*DESCRIPTION OF THE TASK*:
Below is some material; transcribe all of it exactly.
>> begin DATA ENTRIES
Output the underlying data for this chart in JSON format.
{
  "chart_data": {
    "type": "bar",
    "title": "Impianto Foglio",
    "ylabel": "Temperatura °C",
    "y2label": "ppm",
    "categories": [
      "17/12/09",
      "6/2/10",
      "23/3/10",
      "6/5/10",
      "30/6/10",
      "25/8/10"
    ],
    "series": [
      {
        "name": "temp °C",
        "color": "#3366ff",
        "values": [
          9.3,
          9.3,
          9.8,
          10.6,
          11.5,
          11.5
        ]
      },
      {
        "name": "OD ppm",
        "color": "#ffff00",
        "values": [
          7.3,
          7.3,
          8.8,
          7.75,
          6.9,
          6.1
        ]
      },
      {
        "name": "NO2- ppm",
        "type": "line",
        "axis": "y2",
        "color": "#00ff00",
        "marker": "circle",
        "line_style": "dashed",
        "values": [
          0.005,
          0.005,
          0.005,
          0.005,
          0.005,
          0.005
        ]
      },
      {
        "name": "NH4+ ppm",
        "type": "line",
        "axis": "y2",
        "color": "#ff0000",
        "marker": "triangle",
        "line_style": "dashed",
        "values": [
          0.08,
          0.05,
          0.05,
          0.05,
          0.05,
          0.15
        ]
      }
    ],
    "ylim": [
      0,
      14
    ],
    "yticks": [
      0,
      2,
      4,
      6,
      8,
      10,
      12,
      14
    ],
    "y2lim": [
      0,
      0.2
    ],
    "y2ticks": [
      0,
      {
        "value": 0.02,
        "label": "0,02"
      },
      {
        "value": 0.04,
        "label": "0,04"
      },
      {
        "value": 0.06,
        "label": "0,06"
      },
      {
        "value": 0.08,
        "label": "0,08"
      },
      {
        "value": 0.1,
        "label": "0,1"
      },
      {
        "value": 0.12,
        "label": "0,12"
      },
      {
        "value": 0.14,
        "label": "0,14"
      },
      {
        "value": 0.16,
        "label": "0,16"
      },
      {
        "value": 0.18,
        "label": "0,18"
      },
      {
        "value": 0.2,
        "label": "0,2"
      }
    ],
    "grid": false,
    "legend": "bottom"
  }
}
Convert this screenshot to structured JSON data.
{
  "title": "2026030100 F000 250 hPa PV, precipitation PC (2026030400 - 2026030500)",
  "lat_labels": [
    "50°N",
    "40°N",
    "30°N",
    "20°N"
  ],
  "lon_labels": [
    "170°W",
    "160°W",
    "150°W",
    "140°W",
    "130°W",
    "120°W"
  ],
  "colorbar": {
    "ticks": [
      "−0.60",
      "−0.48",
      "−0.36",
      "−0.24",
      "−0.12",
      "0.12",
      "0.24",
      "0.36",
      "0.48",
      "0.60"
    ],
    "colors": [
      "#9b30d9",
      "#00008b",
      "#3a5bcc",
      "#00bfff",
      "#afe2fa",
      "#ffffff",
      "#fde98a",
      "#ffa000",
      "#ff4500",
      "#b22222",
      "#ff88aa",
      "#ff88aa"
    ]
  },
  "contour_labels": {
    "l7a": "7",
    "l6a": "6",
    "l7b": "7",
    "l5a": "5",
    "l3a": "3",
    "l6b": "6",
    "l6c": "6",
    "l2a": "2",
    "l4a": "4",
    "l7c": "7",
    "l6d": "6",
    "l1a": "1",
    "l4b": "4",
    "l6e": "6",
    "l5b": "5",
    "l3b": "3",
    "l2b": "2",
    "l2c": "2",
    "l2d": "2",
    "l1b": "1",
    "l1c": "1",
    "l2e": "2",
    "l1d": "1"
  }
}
>> end DATA ENTRIES
*CORRECT RESULT*:
Output the underlying data for this chart in JSON format.
{
  "chart_data": {
    "type": "bar",
    "title": "Impianto Foglio",
    "ylabel": "Temperatura °C",
    "y2label": "ppm",
    "categories": [
      "17/12/09",
      "6/2/10",
      "23/3/10",
      "6/5/10",
      "30/6/10",
      "25/8/10"
    ],
    "series": [
      {
        "name": "temp °C",
        "color": "#3366ff",
        "values": [
          9.3,
          9.3,
          9.8,
          10.6,
          11.5,
          11.5
        ]
      },
      {
        "name": "OD ppm",
        "color": "#ffff00",
        "values": [
          7.3,
          7.3,
          8.8,
          7.75,
          6.9,
          6.1
        ]
      },
      {
        "name": "NO2- ppm",
        "type": "line",
        "axis": "y2",
        "color": "#00ff00",
        "marker": "circle",
        "line_style": "dashed",
        "values": [
          0.005,
          0.005,
          0.005,
          0.005,
          0.005,
          0.005
        ]
      },
      {
        "name": "NH4+ ppm",
        "type": "line",
        "axis": "y2",
        "color": "#ff0000",
        "marker": "triangle",
        "line_style": "dashed",
        "values": [
          0.08,
          0.05,
          0.05,
          0.05,
          0.05,
          0.15
        ]
      }
    ],
    "ylim": [
      0,
      14
    ],
    "yticks": [
      0,
      2,
      4,
      6,
      8,
      10,
      12,
      14
    ],
    "y2lim": [
      0,
      0.2
    ],
    "y2ticks": [
      0,
      {
        "value": 0.02,
        "label": "0,02"
      },
      {
        "value": 0.04,
        "label": "0,04"
      },
      {
        "value": 0.06,
        "label": "0,06"
      },
      {
        "value": 0.08,
        "label": "0,08"
      },
      {
        "value": 0.1,
        "label": "0,1"
      },
      {
        "value": 0.12,
        "label": "0,12"
      },
      {
        "value": 0.14,
        "label": "0,14"
      },
      {
        "value": 0.16,
        "label": "0,16"
      },
      {
        "value": 0.18,
        "label": "0,18"
      },
      {
        "value": 0.2,
        "label": "0,2"
      }
    ],
    "grid": false,
    "legend": "bottom"
  }
}
Convert this screenshot to structured JSON data.
{
  "title": "2026030100 F000 250 hPa PV, precipitation PC (2026030400 - 2026030500)",
  "lat_labels": [
    "50°N",
    "40°N",
    "30°N",
    "20°N"
  ],
  "lon_labels": [
    "170°W",
    "160°W",
    "150°W",
    "140°W",
    "130°W",
    "120°W"
  ],
  "colorbar": {
    "ticks": [
      "−0.60",
      "−0.48",
      "−0.36",
      "−0.24",
      "−0.12",
      "0.12",
      "0.24",
      "0.36",
      "0.48",
      "0.60"
    ],
    "colors": [
      "#9b30d9",
      "#00008b",
      "#3a5bcc",
      "#00bfff",
      "#afe2fa",
      "#ffffff",
      "#fde98a",
      "#ffa000",
      "#ff4500",
      "#b22222",
      "#ff88aa",
      "#ff88aa"
    ]
  },
  "contour_labels": {
    "l7a": "7",
    "l6a": "6",
    "l7b": "7",
    "l5a": "5",
    "l3a": "3",
    "l6b": "6",
    "l6c": "6",
    "l2a": "2",
    "l4a": "4",
    "l7c": "7",
    "l6d": "6",
    "l1a": "1",
    "l4b": "4",
    "l6e": "6",
    "l5b": "5",
    "l3b": "3",
    "l2b": "2",
    "l2c": "2",
    "l2d": "2",
    "l1b": "1",
    "l1c": "1",
    "l2e": "2",
    "l1d": "1"
  }
}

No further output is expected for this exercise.